Data items:
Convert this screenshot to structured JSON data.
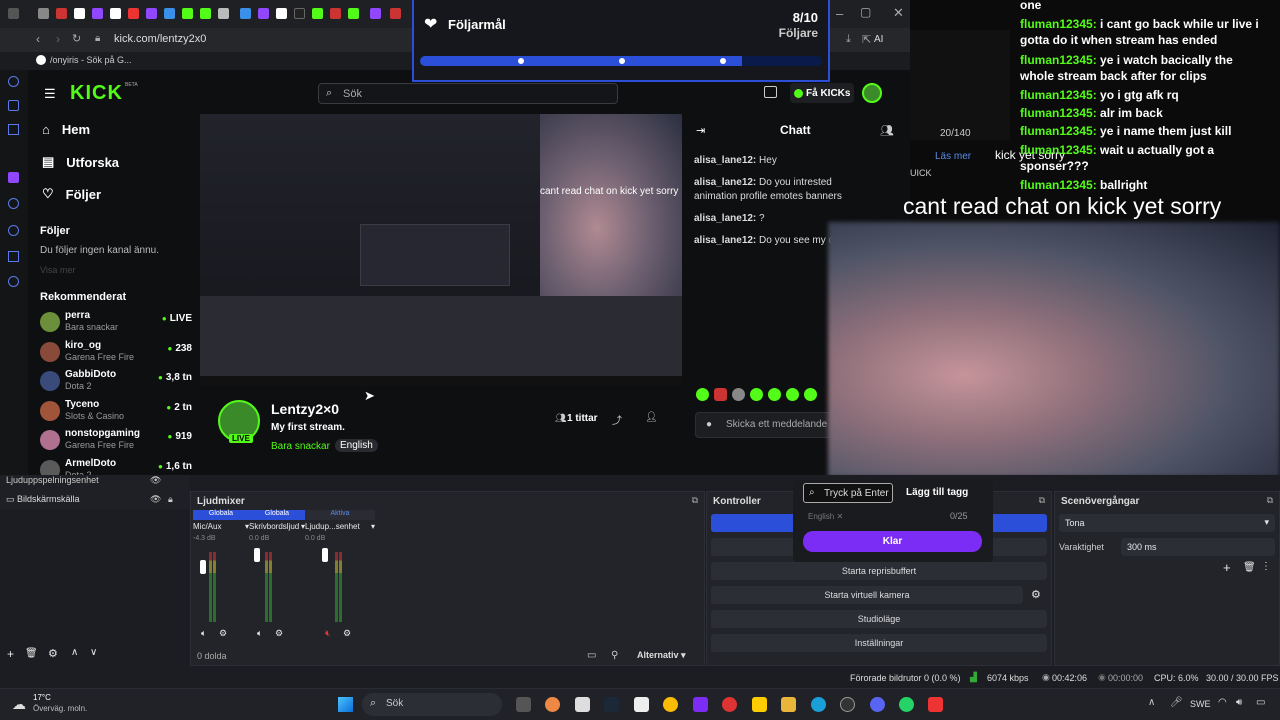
{
  "browser": {
    "url": "kick.com/lentzy2x0",
    "bookmark": "/onyiris - Sök på G...",
    "ai_label": "AI"
  },
  "notification": {
    "title": "Följarmål",
    "count": "8/10",
    "subtitle": "Följare",
    "progress": 0.8
  },
  "kick": {
    "logo": "KICK",
    "logo_badge": "BETA",
    "search_placeholder": "Sök",
    "get_kicks": "Få KICKs",
    "nav": [
      {
        "label": "Hem",
        "icon": "home-icon"
      },
      {
        "label": "Utforska",
        "icon": "browse-icon"
      },
      {
        "label": "Följer",
        "icon": "heart-icon"
      }
    ],
    "follow_heading": "Följer",
    "follow_empty": "Du följer ingen kanal ännu.",
    "follow_extra": "Visa mer",
    "recommended_heading": "Rekommenderat",
    "recommended": [
      {
        "name": "perra",
        "category": "Bara snackar",
        "viewers": "LIVE",
        "color": "#6b8f3a"
      },
      {
        "name": "kiro_og",
        "category": "Garena Free Fire",
        "viewers": "238",
        "color": "#8a4a3a"
      },
      {
        "name": "GabbiDoto",
        "category": "Dota 2",
        "viewers": "3,8 tn",
        "color": "#3a4a7a"
      },
      {
        "name": "Tyceno",
        "category": "Slots & Casino",
        "viewers": "2 tn",
        "color": "#a0543a"
      },
      {
        "name": "nonstopgaming",
        "category": "Garena Free Fire",
        "viewers": "919",
        "color": "#b07090"
      },
      {
        "name": "ArmelDoto",
        "category": "Dota 2",
        "viewers": "1,6 tn",
        "color": "#5a5a5a"
      }
    ],
    "stream": {
      "channel": "Lentzy2×0",
      "title": "My first stream.",
      "category": "Bara snackar",
      "language": "English",
      "viewers": "1 tittar",
      "live": "LIVE",
      "overlay_text": "cant read chat on kick yet sorry"
    },
    "chat": {
      "heading": "Chatt",
      "messages": [
        {
          "user": "alisa_lane12:",
          "text": "Hey"
        },
        {
          "user": "alisa_lane12:",
          "text": "Do you intrested animation profile emotes banners"
        },
        {
          "user": "alisa_lane12:",
          "text": "?"
        },
        {
          "user": "alisa_lane12:",
          "text": "Do you see my c"
        }
      ],
      "input_placeholder": "Skicka ett meddelande"
    }
  },
  "overlay": {
    "lines": [
      {
        "user": "",
        "text": "one"
      },
      {
        "user": "fluman12345:",
        "text": "i cant go back while ur live i gotta do it when stream has ended"
      },
      {
        "user": "fluman12345:",
        "text": "ye i watch bacically the whole stream back after for clips"
      },
      {
        "user": "fluman12345:",
        "text": "yo i gtg afk rq"
      },
      {
        "user": "fluman12345:",
        "text": "alr im back"
      },
      {
        "user": "fluman12345:",
        "text": "ye i name them just kill"
      },
      {
        "user": "fluman12345:",
        "text": "wait u actually got a sponser???"
      },
      {
        "user": "fluman12345:",
        "text": "ballright"
      }
    ],
    "counter": "20/140",
    "more": "Läs mer",
    "kick_yet": "kick yet sorry",
    "big_text": "cant read chat on kick yet sorry",
    "uick": "UICK"
  },
  "tag_popup": {
    "input_placeholder": "Tryck på Enter",
    "add_button": "Lägg till tagg",
    "tag": "English",
    "counter": "0/25",
    "done_button": "Klar"
  },
  "obs": {
    "sources": [
      "Ljuduppspelningsenhet",
      "Bildskärmskälla"
    ],
    "mixer_title": "Ljudmixer",
    "mixer_headers": [
      "Globala",
      "Globala",
      "Aktiva"
    ],
    "channels": [
      {
        "name": "Mic/Aux",
        "db": "-4.3 dB"
      },
      {
        "name": "Skrivbordsljud",
        "db": "0.0 dB"
      },
      {
        "name": "Ljudup...senhet",
        "db": "0.0 dB"
      }
    ],
    "mixer_footer": "0 dolda",
    "alternativ": "Alternativ",
    "controls_title": "Kontroller",
    "controls": [
      "Starta reprisbuffert",
      "Starta virtuell kamera",
      "Studioläge",
      "Inställningar"
    ],
    "transitions_title": "Scenövergångar",
    "transition": "Tona",
    "duration_label": "Varaktighet",
    "duration": "300 ms",
    "status": {
      "dropped": "Förorade bildrutor 0 (0.0 %)",
      "bitrate": "6074 kbps",
      "stream_time": "00:42:06",
      "rec_time": "00:00:00",
      "cpu": "CPU: 6.0%",
      "fps": "30.00 / 30.00 FPS"
    }
  },
  "taskbar": {
    "weather_temp": "17°C",
    "weather_desc": "Överväg. moln.",
    "search": "Sök",
    "lang": "SWE"
  },
  "colors": {
    "kick_green": "#53fc18",
    "purple": "#7b2cf5",
    "obs_blue": "#2b4fd8"
  }
}
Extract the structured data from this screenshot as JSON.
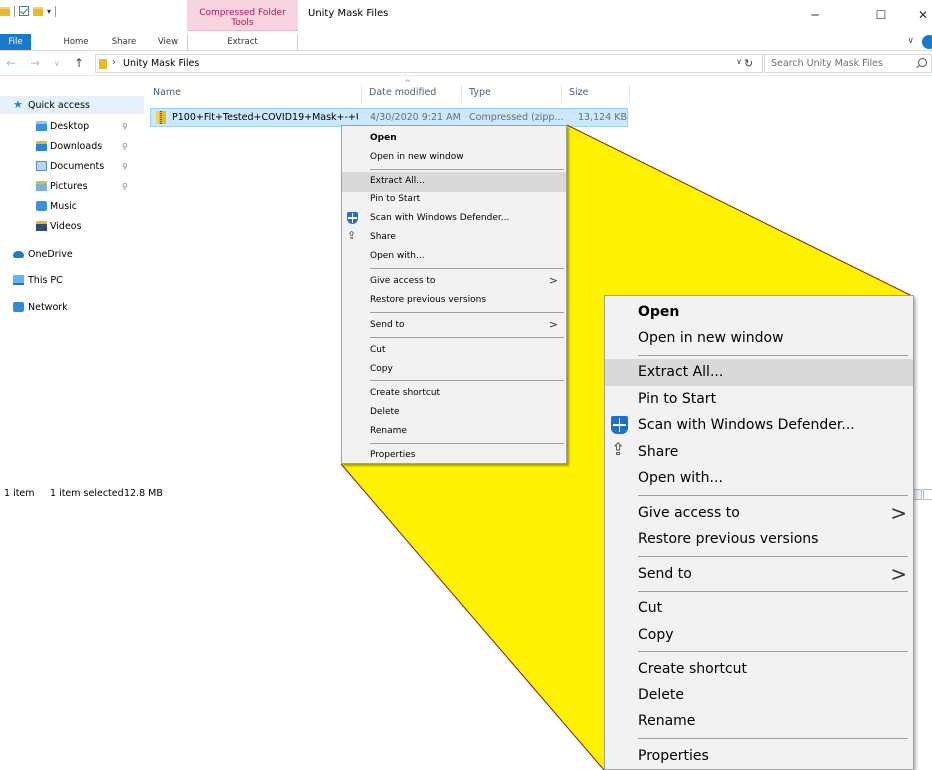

## Brief
Every line is to be duplicated exactly, though pictures stay out.

## Answer to the task
Convert this screenshot to structured JSON data.
{
  "browser": {
    "url": "kick.com/lentzy2x0",
    "bookmark": "/onyiris - Sök på G...",
    "ai_label": "AI"
  },
  "notification": {
    "title": "Följarmål",
    "count": "8/10",
    "subtitle": "Följare",
    "progress": 0.8
  },
  "kick": {
    "logo": "KICK",
    "logo_badge": "BETA",
    "search_placeholder": "Sök",
    "get_kicks": "Få KICKs",
    "nav": [
      {
        "label": "Hem",
        "icon": "home-icon"
      },
      {
        "label": "Utforska",
        "icon": "browse-icon"
      },
      {
        "label": "Följer",
        "icon": "heart-icon"
      }
    ],
    "follow_heading": "Följer",
    "follow_empty": "Du följer ingen kanal ännu.",
    "follow_extra": "Visa mer",
    "recommended_heading": "Rekommenderat",
    "recommended": [
      {
        "name": "perra",
        "category": "Bara snackar",
        "viewers": "LIVE",
        "color": "#6b8f3a"
      },
      {
        "name": "kiro_og",
        "category": "Garena Free Fire",
        "viewers": "238",
        "color": "#8a4a3a"
      },
      {
        "name": "GabbiDoto",
        "category": "Dota 2",
        "viewers": "3,8 tn",
        "color": "#3a4a7a"
      },
      {
        "name": "Tyceno",
        "category": "Slots & Casino",
        "viewers": "2 tn",
        "color": "#a0543a"
      },
      {
        "name": "nonstopgaming",
        "category": "Garena Free Fire",
        "viewers": "919",
        "color": "#b07090"
      },
      {
        "name": "ArmelDoto",
        "category": "Dota 2",
        "viewers": "1,6 tn",
        "color": "#5a5a5a"
      }
    ],
    "stream": {
      "channel": "Lentzy2×0",
      "title": "My first stream.",
      "category": "Bara snackar",
      "language": "English",
      "viewers": "1 tittar",
      "live": "LIVE",
      "overlay_text": "cant read chat on kick yet sorry"
    },
    "chat": {
      "heading": "Chatt",
      "messages": [
        {
          "user": "alisa_lane12:",
          "text": "Hey"
        },
        {
          "user": "alisa_lane12:",
          "text": "Do you intrested animation profile emotes banners"
        },
        {
          "user": "alisa_lane12:",
          "text": "?"
        },
        {
          "user": "alisa_lane12:",
          "text": "Do you see my c"
        }
      ],
      "input_placeholder": "Skicka ett meddelande"
    }
  },
  "overlay": {
    "lines": [
      {
        "user": "",
        "text": "one"
      },
      {
        "user": "fluman12345:",
        "text": "i cant go back while ur live i gotta do it when stream has ended"
      },
      {
        "user": "fluman12345:",
        "text": "ye i watch bacically the whole stream back after for clips"
      },
      {
        "user": "fluman12345:",
        "text": "yo i gtg afk rq"
      },
      {
        "user": "fluman12345:",
        "text": "alr im back"
      },
      {
        "user": "fluman12345:",
        "text": "ye i name them just kill"
      },
      {
        "user": "fluman12345:",
        "text": "wait u actually got a sponser???"
      },
      {
        "user": "fluman12345:",
        "text": "ballright"
      }
    ],
    "counter": "20/140",
    "more": "Läs mer",
    "kick_yet": "kick yet sorry",
    "big_text": "cant read chat on kick yet sorry",
    "uick": "UICK"
  },
  "tag_popup": {
    "input_placeholder": "Tryck på Enter",
    "add_button": "Lägg till tagg",
    "tag": "English",
    "counter": "0/25",
    "done_button": "Klar"
  },
  "obs": {
    "sources": [
      "Ljuduppspelningsenhet",
      "Bildskärmskälla"
    ],
    "mixer_title": "Ljudmixer",
    "mixer_headers": [
      "Globala",
      "Globala",
      "Aktiva"
    ],
    "channels": [
      {
        "name": "Mic/Aux",
        "db": "-4.3 dB"
      },
      {
        "name": "Skrivbordsljud",
        "db": "0.0 dB"
      },
      {
        "name": "Ljudup...senhet",
        "db": "0.0 dB"
      }
    ],
    "mixer_footer": "0 dolda",
    "alternativ": "Alternativ",
    "controls_title": "Kontroller",
    "controls": [
      "Starta reprisbuffert",
      "Starta virtuell kamera",
      "Studioläge",
      "Inställningar"
    ],
    "transitions_title": "Scenövergångar",
    "transition": "Tona",
    "duration_label": "Varaktighet",
    "duration": "300 ms",
    "status": {
      "dropped": "Förorade bildrutor 0 (0.0 %)",
      "bitrate": "6074 kbps",
      "stream_time": "00:42:06",
      "rec_time": "00:00:00",
      "cpu": "CPU: 6.0%",
      "fps": "30.00 / 30.00 FPS"
    }
  },
  "taskbar": {
    "weather_temp": "17°C",
    "weather_desc": "Överväg. moln.",
    "search": "Sök",
    "lang": "SWE"
  },
  "colors": {
    "kick_green": "#53fc18",
    "purple": "#7b2cf5",
    "obs_blue": "#2b4fd8"
  }
}
Extract the structured data from this screenshot as JSON.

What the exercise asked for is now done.